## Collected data
-*-*-

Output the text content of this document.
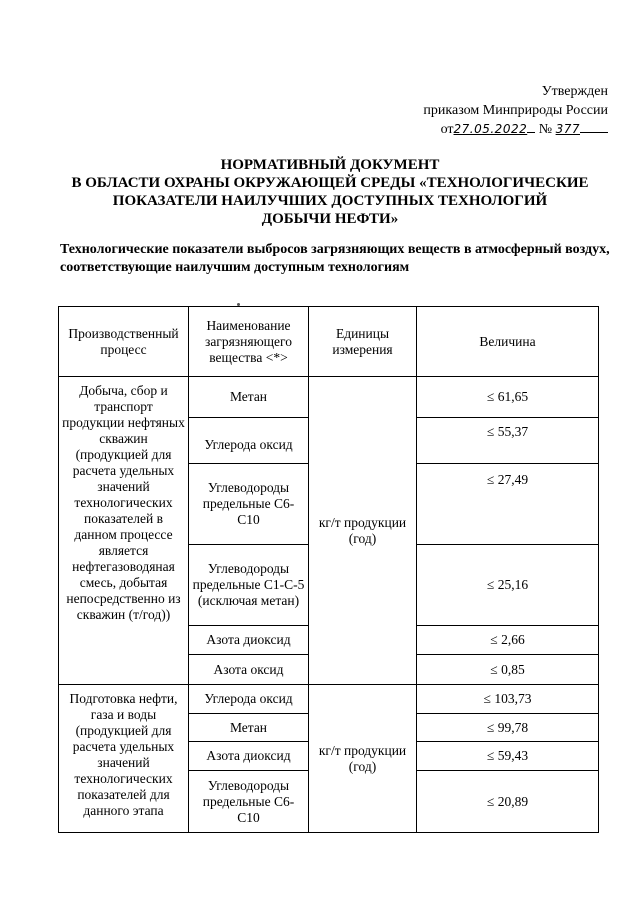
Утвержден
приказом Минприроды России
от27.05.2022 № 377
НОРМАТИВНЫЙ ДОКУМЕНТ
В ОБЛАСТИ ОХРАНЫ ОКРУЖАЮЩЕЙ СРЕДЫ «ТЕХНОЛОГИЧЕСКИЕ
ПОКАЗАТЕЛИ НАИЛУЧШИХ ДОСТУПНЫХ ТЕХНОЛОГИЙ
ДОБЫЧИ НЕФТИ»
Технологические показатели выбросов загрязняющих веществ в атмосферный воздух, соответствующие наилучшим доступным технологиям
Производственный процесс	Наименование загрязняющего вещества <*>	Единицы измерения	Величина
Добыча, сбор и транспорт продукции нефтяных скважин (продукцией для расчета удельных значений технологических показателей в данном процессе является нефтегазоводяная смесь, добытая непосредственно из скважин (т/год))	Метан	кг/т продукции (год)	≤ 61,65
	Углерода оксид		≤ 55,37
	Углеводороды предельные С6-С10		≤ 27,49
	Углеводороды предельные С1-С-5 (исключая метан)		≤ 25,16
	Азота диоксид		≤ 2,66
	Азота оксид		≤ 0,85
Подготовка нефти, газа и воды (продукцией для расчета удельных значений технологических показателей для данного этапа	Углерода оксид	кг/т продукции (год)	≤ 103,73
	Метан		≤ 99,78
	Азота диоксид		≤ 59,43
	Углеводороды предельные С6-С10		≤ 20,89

-*-*-

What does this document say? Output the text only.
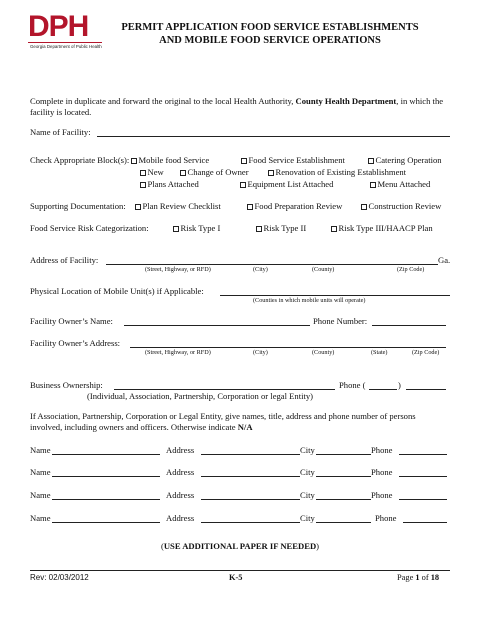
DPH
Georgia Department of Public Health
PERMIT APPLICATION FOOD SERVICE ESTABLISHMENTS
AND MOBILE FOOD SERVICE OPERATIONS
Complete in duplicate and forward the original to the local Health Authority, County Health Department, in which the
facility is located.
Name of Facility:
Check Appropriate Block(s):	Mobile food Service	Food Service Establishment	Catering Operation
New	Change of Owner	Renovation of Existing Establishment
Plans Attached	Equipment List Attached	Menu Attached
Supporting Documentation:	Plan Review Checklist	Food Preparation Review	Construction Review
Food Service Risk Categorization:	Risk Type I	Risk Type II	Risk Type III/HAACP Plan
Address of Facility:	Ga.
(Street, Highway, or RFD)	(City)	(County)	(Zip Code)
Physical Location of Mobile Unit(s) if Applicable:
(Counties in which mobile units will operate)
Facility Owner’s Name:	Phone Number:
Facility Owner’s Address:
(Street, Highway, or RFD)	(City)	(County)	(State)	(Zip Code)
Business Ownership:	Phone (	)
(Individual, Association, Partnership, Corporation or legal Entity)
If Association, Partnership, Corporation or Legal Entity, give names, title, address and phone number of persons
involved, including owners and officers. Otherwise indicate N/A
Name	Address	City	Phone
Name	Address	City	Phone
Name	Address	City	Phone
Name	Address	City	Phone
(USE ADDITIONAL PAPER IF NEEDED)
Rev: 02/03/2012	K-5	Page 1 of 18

-*-*-

## WHAT THE EXERCISE ASKS
Make a list of all lines in the data that contain "Азота".

## COMPLETED EXERCISE
	Азота диоксид		≤ 2,66
	Азота оксид		≤ 0,85
	Азота диоксид		≤ 59,43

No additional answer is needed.